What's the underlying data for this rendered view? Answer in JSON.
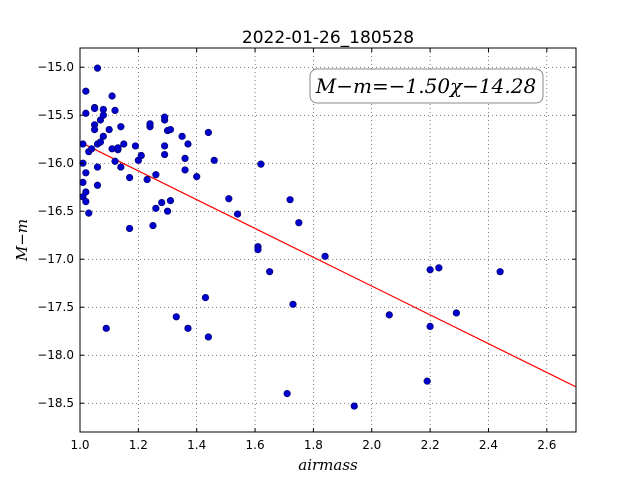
{
  "chart_data": {
    "type": "scatter",
    "title": "2022-01-26_180528",
    "xlabel": "airmass",
    "ylabel": "M−m",
    "xlim": [
      1.0,
      2.7
    ],
    "ylim": [
      -18.8,
      -14.8
    ],
    "xticks": [
      "1.0",
      "1.2",
      "1.4",
      "1.6",
      "1.8",
      "2.0",
      "2.2",
      "2.4",
      "2.6"
    ],
    "yticks": [
      "-15.0",
      "-15.5",
      "-16.0",
      "-16.5",
      "-17.0",
      "-17.5",
      "-18.0",
      "-18.5"
    ],
    "grid": true,
    "annotation": "M−m=−1.50χ−14.28",
    "fit": {
      "slope": -1.5,
      "intercept": -14.28,
      "color": "#ff0000"
    },
    "point_color": "#0000cc",
    "points": [
      [
        1.01,
        -15.8
      ],
      [
        1.01,
        -16.0
      ],
      [
        1.01,
        -16.2
      ],
      [
        1.01,
        -16.35
      ],
      [
        1.02,
        -16.1
      ],
      [
        1.02,
        -16.3
      ],
      [
        1.02,
        -16.4
      ],
      [
        1.02,
        -15.48
      ],
      [
        1.02,
        -15.25
      ],
      [
        1.03,
        -15.88
      ],
      [
        1.03,
        -16.52
      ],
      [
        1.04,
        -15.85
      ],
      [
        1.05,
        -15.6
      ],
      [
        1.05,
        -15.42
      ],
      [
        1.05,
        -15.43
      ],
      [
        1.05,
        -15.65
      ],
      [
        1.06,
        -15.01
      ],
      [
        1.06,
        -15.8
      ],
      [
        1.06,
        -16.04
      ],
      [
        1.06,
        -16.23
      ],
      [
        1.07,
        -15.55
      ],
      [
        1.07,
        -15.78
      ],
      [
        1.08,
        -15.72
      ],
      [
        1.08,
        -15.44
      ],
      [
        1.08,
        -15.5
      ],
      [
        1.09,
        -17.72
      ],
      [
        1.1,
        -15.65
      ],
      [
        1.11,
        -15.85
      ],
      [
        1.11,
        -15.3
      ],
      [
        1.12,
        -15.45
      ],
      [
        1.12,
        -15.98
      ],
      [
        1.13,
        -15.86
      ],
      [
        1.13,
        -15.84
      ],
      [
        1.14,
        -16.04
      ],
      [
        1.14,
        -15.62
      ],
      [
        1.15,
        -15.8
      ],
      [
        1.17,
        -16.15
      ],
      [
        1.17,
        -16.68
      ],
      [
        1.19,
        -15.82
      ],
      [
        1.2,
        -15.97
      ],
      [
        1.21,
        -15.92
      ],
      [
        1.23,
        -16.17
      ],
      [
        1.24,
        -15.62
      ],
      [
        1.24,
        -15.59
      ],
      [
        1.25,
        -16.65
      ],
      [
        1.26,
        -16.47
      ],
      [
        1.26,
        -16.12
      ],
      [
        1.28,
        -16.41
      ],
      [
        1.29,
        -15.82
      ],
      [
        1.29,
        -15.91
      ],
      [
        1.29,
        -15.55
      ],
      [
        1.29,
        -15.52
      ],
      [
        1.3,
        -15.66
      ],
      [
        1.3,
        -16.5
      ],
      [
        1.31,
        -16.39
      ],
      [
        1.31,
        -15.65
      ],
      [
        1.33,
        -17.6
      ],
      [
        1.35,
        -15.72
      ],
      [
        1.36,
        -15.95
      ],
      [
        1.36,
        -16.07
      ],
      [
        1.37,
        -17.72
      ],
      [
        1.37,
        -15.8
      ],
      [
        1.4,
        -16.14
      ],
      [
        1.43,
        -17.4
      ],
      [
        1.44,
        -15.68
      ],
      [
        1.44,
        -17.81
      ],
      [
        1.46,
        -15.97
      ],
      [
        1.51,
        -16.37
      ],
      [
        1.54,
        -16.53
      ],
      [
        1.61,
        -16.87
      ],
      [
        1.61,
        -16.9
      ],
      [
        1.62,
        -16.01
      ],
      [
        1.65,
        -17.13
      ],
      [
        1.71,
        -18.4
      ],
      [
        1.72,
        -16.38
      ],
      [
        1.73,
        -17.47
      ],
      [
        1.75,
        -16.62
      ],
      [
        1.84,
        -16.97
      ],
      [
        1.94,
        -18.53
      ],
      [
        2.06,
        -17.58
      ],
      [
        2.19,
        -18.27
      ],
      [
        2.2,
        -17.7
      ],
      [
        2.2,
        -17.11
      ],
      [
        2.23,
        -17.09
      ],
      [
        2.29,
        -17.56
      ],
      [
        2.44,
        -17.13
      ]
    ]
  }
}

^^^^

● Task details: Copy out every line of the material above exactly, skipping the pictures.

● Task answer:
What's the underlying data for this rendered view? Answer in JSON.
{
  "chart_data": {
    "type": "scatter",
    "title": "2022-01-26_180528",
    "xlabel": "airmass",
    "ylabel": "M−m",
    "xlim": [
      1.0,
      2.7
    ],
    "ylim": [
      -18.8,
      -14.8
    ],
    "xticks": [
      "1.0",
      "1.2",
      "1.4",
      "1.6",
      "1.8",
      "2.0",
      "2.2",
      "2.4",
      "2.6"
    ],
    "yticks": [
      "-15.0",
      "-15.5",
      "-16.0",
      "-16.5",
      "-17.0",
      "-17.5",
      "-18.0",
      "-18.5"
    ],
    "grid": true,
    "annotation": "M−m=−1.50χ−14.28",
    "fit": {
      "slope": -1.5,
      "intercept": -14.28,
      "color": "#ff0000"
    },
    "point_color": "#0000cc",
    "points": [
      [
        1.01,
        -15.8
      ],
      [
        1.01,
        -16.0
      ],
      [
        1.01,
        -16.2
      ],
      [
        1.01,
        -16.35
      ],
      [
        1.02,
        -16.1
      ],
      [
        1.02,
        -16.3
      ],
      [
        1.02,
        -16.4
      ],
      [
        1.02,
        -15.48
      ],
      [
        1.02,
        -15.25
      ],
      [
        1.03,
        -15.88
      ],
      [
        1.03,
        -16.52
      ],
      [
        1.04,
        -15.85
      ],
      [
        1.05,
        -15.6
      ],
      [
        1.05,
        -15.42
      ],
      [
        1.05,
        -15.43
      ],
      [
        1.05,
        -15.65
      ],
      [
        1.06,
        -15.01
      ],
      [
        1.06,
        -15.8
      ],
      [
        1.06,
        -16.04
      ],
      [
        1.06,
        -16.23
      ],
      [
        1.07,
        -15.55
      ],
      [
        1.07,
        -15.78
      ],
      [
        1.08,
        -15.72
      ],
      [
        1.08,
        -15.44
      ],
      [
        1.08,
        -15.5
      ],
      [
        1.09,
        -17.72
      ],
      [
        1.1,
        -15.65
      ],
      [
        1.11,
        -15.85
      ],
      [
        1.11,
        -15.3
      ],
      [
        1.12,
        -15.45
      ],
      [
        1.12,
        -15.98
      ],
      [
        1.13,
        -15.86
      ],
      [
        1.13,
        -15.84
      ],
      [
        1.14,
        -16.04
      ],
      [
        1.14,
        -15.62
      ],
      [
        1.15,
        -15.8
      ],
      [
        1.17,
        -16.15
      ],
      [
        1.17,
        -16.68
      ],
      [
        1.19,
        -15.82
      ],
      [
        1.2,
        -15.97
      ],
      [
        1.21,
        -15.92
      ],
      [
        1.23,
        -16.17
      ],
      [
        1.24,
        -15.62
      ],
      [
        1.24,
        -15.59
      ],
      [
        1.25,
        -16.65
      ],
      [
        1.26,
        -16.47
      ],
      [
        1.26,
        -16.12
      ],
      [
        1.28,
        -16.41
      ],
      [
        1.29,
        -15.82
      ],
      [
        1.29,
        -15.91
      ],
      [
        1.29,
        -15.55
      ],
      [
        1.29,
        -15.52
      ],
      [
        1.3,
        -15.66
      ],
      [
        1.3,
        -16.5
      ],
      [
        1.31,
        -16.39
      ],
      [
        1.31,
        -15.65
      ],
      [
        1.33,
        -17.6
      ],
      [
        1.35,
        -15.72
      ],
      [
        1.36,
        -15.95
      ],
      [
        1.36,
        -16.07
      ],
      [
        1.37,
        -17.72
      ],
      [
        1.37,
        -15.8
      ],
      [
        1.4,
        -16.14
      ],
      [
        1.43,
        -17.4
      ],
      [
        1.44,
        -15.68
      ],
      [
        1.44,
        -17.81
      ],
      [
        1.46,
        -15.97
      ],
      [
        1.51,
        -16.37
      ],
      [
        1.54,
        -16.53
      ],
      [
        1.61,
        -16.87
      ],
      [
        1.61,
        -16.9
      ],
      [
        1.62,
        -16.01
      ],
      [
        1.65,
        -17.13
      ],
      [
        1.71,
        -18.4
      ],
      [
        1.72,
        -16.38
      ],
      [
        1.73,
        -17.47
      ],
      [
        1.75,
        -16.62
      ],
      [
        1.84,
        -16.97
      ],
      [
        1.94,
        -18.53
      ],
      [
        2.06,
        -17.58
      ],
      [
        2.19,
        -18.27
      ],
      [
        2.2,
        -17.7
      ],
      [
        2.2,
        -17.11
      ],
      [
        2.23,
        -17.09
      ],
      [
        2.29,
        -17.56
      ],
      [
        2.44,
        -17.13
      ]
    ]
  }
}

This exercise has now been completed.